┌─ The input

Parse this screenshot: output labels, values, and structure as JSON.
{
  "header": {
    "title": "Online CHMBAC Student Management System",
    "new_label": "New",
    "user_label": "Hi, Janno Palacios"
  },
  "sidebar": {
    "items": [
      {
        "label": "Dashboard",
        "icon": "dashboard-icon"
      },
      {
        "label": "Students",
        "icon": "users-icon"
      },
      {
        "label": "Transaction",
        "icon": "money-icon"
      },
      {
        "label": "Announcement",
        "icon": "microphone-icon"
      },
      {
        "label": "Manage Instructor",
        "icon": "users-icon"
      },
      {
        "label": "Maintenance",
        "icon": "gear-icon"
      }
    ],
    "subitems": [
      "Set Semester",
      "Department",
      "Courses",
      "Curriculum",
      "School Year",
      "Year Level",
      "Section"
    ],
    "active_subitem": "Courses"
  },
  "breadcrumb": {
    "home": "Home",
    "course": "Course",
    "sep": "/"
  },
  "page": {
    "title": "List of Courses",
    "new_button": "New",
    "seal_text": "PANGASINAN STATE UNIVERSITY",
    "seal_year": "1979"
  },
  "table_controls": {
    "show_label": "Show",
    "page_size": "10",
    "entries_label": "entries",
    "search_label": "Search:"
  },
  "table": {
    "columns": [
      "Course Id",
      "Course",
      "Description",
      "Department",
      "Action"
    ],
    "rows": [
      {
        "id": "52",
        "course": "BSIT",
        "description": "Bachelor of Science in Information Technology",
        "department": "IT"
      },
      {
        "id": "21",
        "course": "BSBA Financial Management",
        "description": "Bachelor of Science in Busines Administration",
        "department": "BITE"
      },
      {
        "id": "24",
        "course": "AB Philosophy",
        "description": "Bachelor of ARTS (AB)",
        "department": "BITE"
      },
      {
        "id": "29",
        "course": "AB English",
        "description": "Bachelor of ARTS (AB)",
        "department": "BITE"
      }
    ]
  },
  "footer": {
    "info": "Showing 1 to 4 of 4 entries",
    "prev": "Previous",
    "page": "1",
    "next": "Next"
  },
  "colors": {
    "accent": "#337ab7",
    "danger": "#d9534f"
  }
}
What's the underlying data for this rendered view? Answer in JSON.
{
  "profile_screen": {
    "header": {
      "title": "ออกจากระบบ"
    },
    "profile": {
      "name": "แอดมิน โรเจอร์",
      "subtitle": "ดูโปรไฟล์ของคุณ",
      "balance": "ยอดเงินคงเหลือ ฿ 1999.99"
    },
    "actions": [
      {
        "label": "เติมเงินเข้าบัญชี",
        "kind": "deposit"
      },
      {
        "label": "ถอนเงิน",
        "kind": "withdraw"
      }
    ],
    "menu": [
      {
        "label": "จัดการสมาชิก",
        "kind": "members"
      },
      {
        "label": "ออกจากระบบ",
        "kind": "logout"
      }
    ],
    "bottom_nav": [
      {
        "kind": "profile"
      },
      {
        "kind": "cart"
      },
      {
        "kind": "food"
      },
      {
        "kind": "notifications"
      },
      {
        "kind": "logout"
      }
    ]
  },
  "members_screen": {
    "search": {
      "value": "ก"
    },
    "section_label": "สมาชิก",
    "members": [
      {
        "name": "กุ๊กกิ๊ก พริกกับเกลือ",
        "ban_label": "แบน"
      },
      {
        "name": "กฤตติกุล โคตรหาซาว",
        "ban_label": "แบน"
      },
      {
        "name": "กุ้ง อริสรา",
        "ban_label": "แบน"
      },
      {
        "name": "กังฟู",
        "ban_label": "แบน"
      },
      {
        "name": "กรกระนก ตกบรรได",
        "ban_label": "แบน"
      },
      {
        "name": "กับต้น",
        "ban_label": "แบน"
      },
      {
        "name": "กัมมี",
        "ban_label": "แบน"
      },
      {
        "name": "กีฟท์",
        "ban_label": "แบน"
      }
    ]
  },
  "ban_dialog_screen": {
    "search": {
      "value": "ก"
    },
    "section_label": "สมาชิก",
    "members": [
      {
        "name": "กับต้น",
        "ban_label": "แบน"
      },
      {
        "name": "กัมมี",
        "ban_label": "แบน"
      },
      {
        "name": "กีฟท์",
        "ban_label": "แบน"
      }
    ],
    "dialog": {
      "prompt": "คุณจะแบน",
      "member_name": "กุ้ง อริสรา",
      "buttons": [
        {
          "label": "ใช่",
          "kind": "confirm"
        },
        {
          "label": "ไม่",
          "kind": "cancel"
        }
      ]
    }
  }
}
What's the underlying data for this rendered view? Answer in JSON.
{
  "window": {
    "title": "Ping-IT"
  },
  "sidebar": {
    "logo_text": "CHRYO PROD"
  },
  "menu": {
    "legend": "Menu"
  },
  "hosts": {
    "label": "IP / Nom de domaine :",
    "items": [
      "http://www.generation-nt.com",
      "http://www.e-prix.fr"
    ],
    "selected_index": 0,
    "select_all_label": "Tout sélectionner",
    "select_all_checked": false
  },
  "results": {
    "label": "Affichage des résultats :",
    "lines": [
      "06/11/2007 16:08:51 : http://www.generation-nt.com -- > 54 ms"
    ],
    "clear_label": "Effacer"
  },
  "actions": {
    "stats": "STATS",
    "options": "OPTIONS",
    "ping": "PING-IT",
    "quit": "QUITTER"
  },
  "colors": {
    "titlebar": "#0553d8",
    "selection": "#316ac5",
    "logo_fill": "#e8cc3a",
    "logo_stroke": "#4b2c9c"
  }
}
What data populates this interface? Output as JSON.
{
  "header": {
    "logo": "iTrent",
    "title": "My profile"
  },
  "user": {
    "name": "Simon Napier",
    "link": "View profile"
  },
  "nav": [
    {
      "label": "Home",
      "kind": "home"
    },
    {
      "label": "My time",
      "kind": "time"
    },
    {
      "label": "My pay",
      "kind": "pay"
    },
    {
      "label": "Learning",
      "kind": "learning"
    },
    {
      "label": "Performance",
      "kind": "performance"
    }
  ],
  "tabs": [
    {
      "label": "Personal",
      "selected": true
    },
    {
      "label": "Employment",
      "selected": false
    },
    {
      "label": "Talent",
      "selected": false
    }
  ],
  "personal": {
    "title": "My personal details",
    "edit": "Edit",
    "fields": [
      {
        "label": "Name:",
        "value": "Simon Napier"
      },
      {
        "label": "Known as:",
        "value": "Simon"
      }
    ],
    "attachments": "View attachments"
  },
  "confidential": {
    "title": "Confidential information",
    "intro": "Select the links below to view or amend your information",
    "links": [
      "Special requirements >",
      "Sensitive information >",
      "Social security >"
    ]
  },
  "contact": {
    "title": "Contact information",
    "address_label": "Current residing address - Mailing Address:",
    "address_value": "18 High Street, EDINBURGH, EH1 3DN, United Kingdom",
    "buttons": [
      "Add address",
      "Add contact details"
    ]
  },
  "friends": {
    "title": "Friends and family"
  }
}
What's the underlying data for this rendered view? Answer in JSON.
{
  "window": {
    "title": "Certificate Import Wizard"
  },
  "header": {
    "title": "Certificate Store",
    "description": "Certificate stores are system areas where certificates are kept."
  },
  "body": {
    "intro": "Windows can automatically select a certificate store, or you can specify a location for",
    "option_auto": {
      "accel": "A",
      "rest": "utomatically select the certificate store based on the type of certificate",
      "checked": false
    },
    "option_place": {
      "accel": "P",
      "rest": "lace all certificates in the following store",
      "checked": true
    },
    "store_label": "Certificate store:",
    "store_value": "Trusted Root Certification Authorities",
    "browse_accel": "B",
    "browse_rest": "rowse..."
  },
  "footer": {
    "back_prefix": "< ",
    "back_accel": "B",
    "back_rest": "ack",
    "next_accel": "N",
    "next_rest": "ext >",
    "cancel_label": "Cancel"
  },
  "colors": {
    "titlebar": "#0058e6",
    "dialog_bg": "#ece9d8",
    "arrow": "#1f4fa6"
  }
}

└─

- Set exercise -
Each line of the material above must be retyped precisely.

- Solution to the problem -
Parse this screenshot: output labels, values, and structure as JSON.
{
  "header": {
    "title": "Online CHMBAC Student Management System",
    "new_label": "New",
    "user_label": "Hi, Janno Palacios"
  },
  "sidebar": {
    "items": [
      {
        "label": "Dashboard",
        "icon": "dashboard-icon"
      },
      {
        "label": "Students",
        "icon": "users-icon"
      },
      {
        "label": "Transaction",
        "icon": "money-icon"
      },
      {
        "label": "Announcement",
        "icon": "microphone-icon"
      },
      {
        "label": "Manage Instructor",
        "icon": "users-icon"
      },
      {
        "label": "Maintenance",
        "icon": "gear-icon"
      }
    ],
    "subitems": [
      "Set Semester",
      "Department",
      "Courses",
      "Curriculum",
      "School Year",
      "Year Level",
      "Section"
    ],
    "active_subitem": "Courses"
  },
  "breadcrumb": {
    "home": "Home",
    "course": "Course",
    "sep": "/"
  },
  "page": {
    "title": "List of Courses",
    "new_button": "New",
    "seal_text": "PANGASINAN STATE UNIVERSITY",
    "seal_year": "1979"
  },
  "table_controls": {
    "show_label": "Show",
    "page_size": "10",
    "entries_label": "entries",
    "search_label": "Search:"
  },
  "table": {
    "columns": [
      "Course Id",
      "Course",
      "Description",
      "Department",
      "Action"
    ],
    "rows": [
      {
        "id": "52",
        "course": "BSIT",
        "description": "Bachelor of Science in Information Technology",
        "department": "IT"
      },
      {
        "id": "21",
        "course": "BSBA Financial Management",
        "description": "Bachelor of Science in Busines Administration",
        "department": "BITE"
      },
      {
        "id": "24",
        "course": "AB Philosophy",
        "description": "Bachelor of ARTS (AB)",
        "department": "BITE"
      },
      {
        "id": "29",
        "course": "AB English",
        "description": "Bachelor of ARTS (AB)",
        "department": "BITE"
      }
    ]
  },
  "footer": {
    "info": "Showing 1 to 4 of 4 entries",
    "prev": "Previous",
    "page": "1",
    "next": "Next"
  },
  "colors": {
    "accent": "#337ab7",
    "danger": "#d9534f"
  }
}
What's the underlying data for this rendered view? Answer in JSON.
{
  "profile_screen": {
    "header": {
      "title": "ออกจากระบบ"
    },
    "profile": {
      "name": "แอดมิน โรเจอร์",
      "subtitle": "ดูโปรไฟล์ของคุณ",
      "balance": "ยอดเงินคงเหลือ ฿ 1999.99"
    },
    "actions": [
      {
        "label": "เติมเงินเข้าบัญชี",
        "kind": "deposit"
      },
      {
        "label": "ถอนเงิน",
        "kind": "withdraw"
      }
    ],
    "menu": [
      {
        "label": "จัดการสมาชิก",
        "kind": "members"
      },
      {
        "label": "ออกจากระบบ",
        "kind": "logout"
      }
    ],
    "bottom_nav": [
      {
        "kind": "profile"
      },
      {
        "kind": "cart"
      },
      {
        "kind": "food"
      },
      {
        "kind": "notifications"
      },
      {
        "kind": "logout"
      }
    ]
  },
  "members_screen": {
    "search": {
      "value": "ก"
    },
    "section_label": "สมาชิก",
    "members": [
      {
        "name": "กุ๊กกิ๊ก พริกกับเกลือ",
        "ban_label": "แบน"
      },
      {
        "name": "กฤตติกุล โคตรหาซาว",
        "ban_label": "แบน"
      },
      {
        "name": "กุ้ง อริสรา",
        "ban_label": "แบน"
      },
      {
        "name": "กังฟู",
        "ban_label": "แบน"
      },
      {
        "name": "กรกระนก ตกบรรได",
        "ban_label": "แบน"
      },
      {
        "name": "กับต้น",
        "ban_label": "แบน"
      },
      {
        "name": "กัมมี",
        "ban_label": "แบน"
      },
      {
        "name": "กีฟท์",
        "ban_label": "แบน"
      }
    ]
  },
  "ban_dialog_screen": {
    "search": {
      "value": "ก"
    },
    "section_label": "สมาชิก",
    "members": [
      {
        "name": "กับต้น",
        "ban_label": "แบน"
      },
      {
        "name": "กัมมี",
        "ban_label": "แบน"
      },
      {
        "name": "กีฟท์",
        "ban_label": "แบน"
      }
    ],
    "dialog": {
      "prompt": "คุณจะแบน",
      "member_name": "กุ้ง อริสรา",
      "buttons": [
        {
          "label": "ใช่",
          "kind": "confirm"
        },
        {
          "label": "ไม่",
          "kind": "cancel"
        }
      ]
    }
  }
}
What's the underlying data for this rendered view? Answer in JSON.
{
  "window": {
    "title": "Ping-IT"
  },
  "sidebar": {
    "logo_text": "CHRYO PROD"
  },
  "menu": {
    "legend": "Menu"
  },
  "hosts": {
    "label": "IP / Nom de domaine :",
    "items": [
      "http://www.generation-nt.com",
      "http://www.e-prix.fr"
    ],
    "selected_index": 0,
    "select_all_label": "Tout sélectionner",
    "select_all_checked": false
  },
  "results": {
    "label": "Affichage des résultats :",
    "lines": [
      "06/11/2007 16:08:51 : http://www.generation-nt.com -- > 54 ms"
    ],
    "clear_label": "Effacer"
  },
  "actions": {
    "stats": "STATS",
    "options": "OPTIONS",
    "ping": "PING-IT",
    "quit": "QUITTER"
  },
  "colors": {
    "titlebar": "#0553d8",
    "selection": "#316ac5",
    "logo_fill": "#e8cc3a",
    "logo_stroke": "#4b2c9c"
  }
}
What data populates this interface? Output as JSON.
{
  "header": {
    "logo": "iTrent",
    "title": "My profile"
  },
  "user": {
    "name": "Simon Napier",
    "link": "View profile"
  },
  "nav": [
    {
      "label": "Home",
      "kind": "home"
    },
    {
      "label": "My time",
      "kind": "time"
    },
    {
      "label": "My pay",
      "kind": "pay"
    },
    {
      "label": "Learning",
      "kind": "learning"
    },
    {
      "label": "Performance",
      "kind": "performance"
    }
  ],
  "tabs": [
    {
      "label": "Personal",
      "selected": true
    },
    {
      "label": "Employment",
      "selected": false
    },
    {
      "label": "Talent",
      "selected": false
    }
  ],
  "personal": {
    "title": "My personal details",
    "edit": "Edit",
    "fields": [
      {
        "label": "Name:",
        "value": "Simon Napier"
      },
      {
        "label": "Known as:",
        "value": "Simon"
      }
    ],
    "attachments": "View attachments"
  },
  "confidential": {
    "title": "Confidential information",
    "intro": "Select the links below to view or amend your information",
    "links": [
      "Special requirements >",
      "Sensitive information >",
      "Social security >"
    ]
  },
  "contact": {
    "title": "Contact information",
    "address_label": "Current residing address - Mailing Address:",
    "address_value": "18 High Street, EDINBURGH, EH1 3DN, United Kingdom",
    "buttons": [
      "Add address",
      "Add contact details"
    ]
  },
  "friends": {
    "title": "Friends and family"
  }
}
What's the underlying data for this rendered view? Answer in JSON.
{
  "window": {
    "title": "Certificate Import Wizard"
  },
  "header": {
    "title": "Certificate Store",
    "description": "Certificate stores are system areas where certificates are kept."
  },
  "body": {
    "intro": "Windows can automatically select a certificate store, or you can specify a location for",
    "option_auto": {
      "accel": "A",
      "rest": "utomatically select the certificate store based on the type of certificate",
      "checked": false
    },
    "option_place": {
      "accel": "P",
      "rest": "lace all certificates in the following store",
      "checked": true
    },
    "store_label": "Certificate store:",
    "store_value": "Trusted Root Certification Authorities",
    "browse_accel": "B",
    "browse_rest": "rowse..."
  },
  "footer": {
    "back_prefix": "< ",
    "back_accel": "B",
    "back_rest": "ack",
    "next_accel": "N",
    "next_rest": "ext >",
    "cancel_label": "Cancel"
  },
  "colors": {
    "titlebar": "#0058e6",
    "dialog_bg": "#ece9d8",
    "arrow": "#1f4fa6"
  }
}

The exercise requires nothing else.